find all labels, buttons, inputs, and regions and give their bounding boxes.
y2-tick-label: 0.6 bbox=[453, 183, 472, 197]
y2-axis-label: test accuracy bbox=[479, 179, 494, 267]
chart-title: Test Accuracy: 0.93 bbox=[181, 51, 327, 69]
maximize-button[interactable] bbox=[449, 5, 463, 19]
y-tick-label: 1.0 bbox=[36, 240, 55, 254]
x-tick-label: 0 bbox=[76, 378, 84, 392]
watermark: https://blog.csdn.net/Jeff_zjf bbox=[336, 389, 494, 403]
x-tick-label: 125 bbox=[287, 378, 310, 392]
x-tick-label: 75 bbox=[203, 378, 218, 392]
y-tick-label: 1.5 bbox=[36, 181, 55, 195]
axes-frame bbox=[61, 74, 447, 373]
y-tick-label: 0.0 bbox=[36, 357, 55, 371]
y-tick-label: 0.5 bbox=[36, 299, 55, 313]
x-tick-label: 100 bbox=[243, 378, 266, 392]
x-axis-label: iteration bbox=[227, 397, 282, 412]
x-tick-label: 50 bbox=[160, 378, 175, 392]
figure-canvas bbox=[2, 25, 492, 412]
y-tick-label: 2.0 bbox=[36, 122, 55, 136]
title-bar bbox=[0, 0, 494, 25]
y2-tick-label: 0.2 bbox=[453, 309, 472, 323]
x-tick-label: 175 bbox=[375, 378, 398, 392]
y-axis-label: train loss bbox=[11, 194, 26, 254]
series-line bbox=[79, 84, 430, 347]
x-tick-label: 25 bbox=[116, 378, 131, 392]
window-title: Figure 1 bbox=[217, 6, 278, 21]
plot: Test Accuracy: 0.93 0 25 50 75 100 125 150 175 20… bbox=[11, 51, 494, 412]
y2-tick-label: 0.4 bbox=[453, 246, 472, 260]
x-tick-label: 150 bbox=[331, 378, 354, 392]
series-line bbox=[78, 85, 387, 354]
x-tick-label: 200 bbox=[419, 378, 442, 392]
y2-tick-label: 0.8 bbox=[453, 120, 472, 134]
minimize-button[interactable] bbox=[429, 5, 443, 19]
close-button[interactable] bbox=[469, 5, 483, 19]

────

Reproduce the material above verbatim, from its first line through the line containing "x-axis-label: iteration bbox=[227, 397, 282, 412]", with both ends included.

ANSWER FOR THIS EXERCISE
find all labels, buttons, inputs, and regions and give their bounding boxes.
y2-tick-label: 0.6 bbox=[453, 183, 472, 197]
y2-axis-label: test accuracy bbox=[479, 179, 494, 267]
chart-title: Test Accuracy: 0.93 bbox=[181, 51, 327, 69]
maximize-button[interactable] bbox=[449, 5, 463, 19]
y-tick-label: 1.0 bbox=[36, 240, 55, 254]
x-tick-label: 0 bbox=[76, 378, 84, 392]
watermark: https://blog.csdn.net/Jeff_zjf bbox=[336, 389, 494, 403]
x-tick-label: 125 bbox=[287, 378, 310, 392]
x-tick-label: 75 bbox=[203, 378, 218, 392]
y-tick-label: 1.5 bbox=[36, 181, 55, 195]
axes-frame bbox=[61, 74, 447, 373]
y-tick-label: 0.0 bbox=[36, 357, 55, 371]
y-tick-label: 0.5 bbox=[36, 299, 55, 313]
x-tick-label: 100 bbox=[243, 378, 266, 392]
x-axis-label: iteration bbox=[227, 397, 282, 412]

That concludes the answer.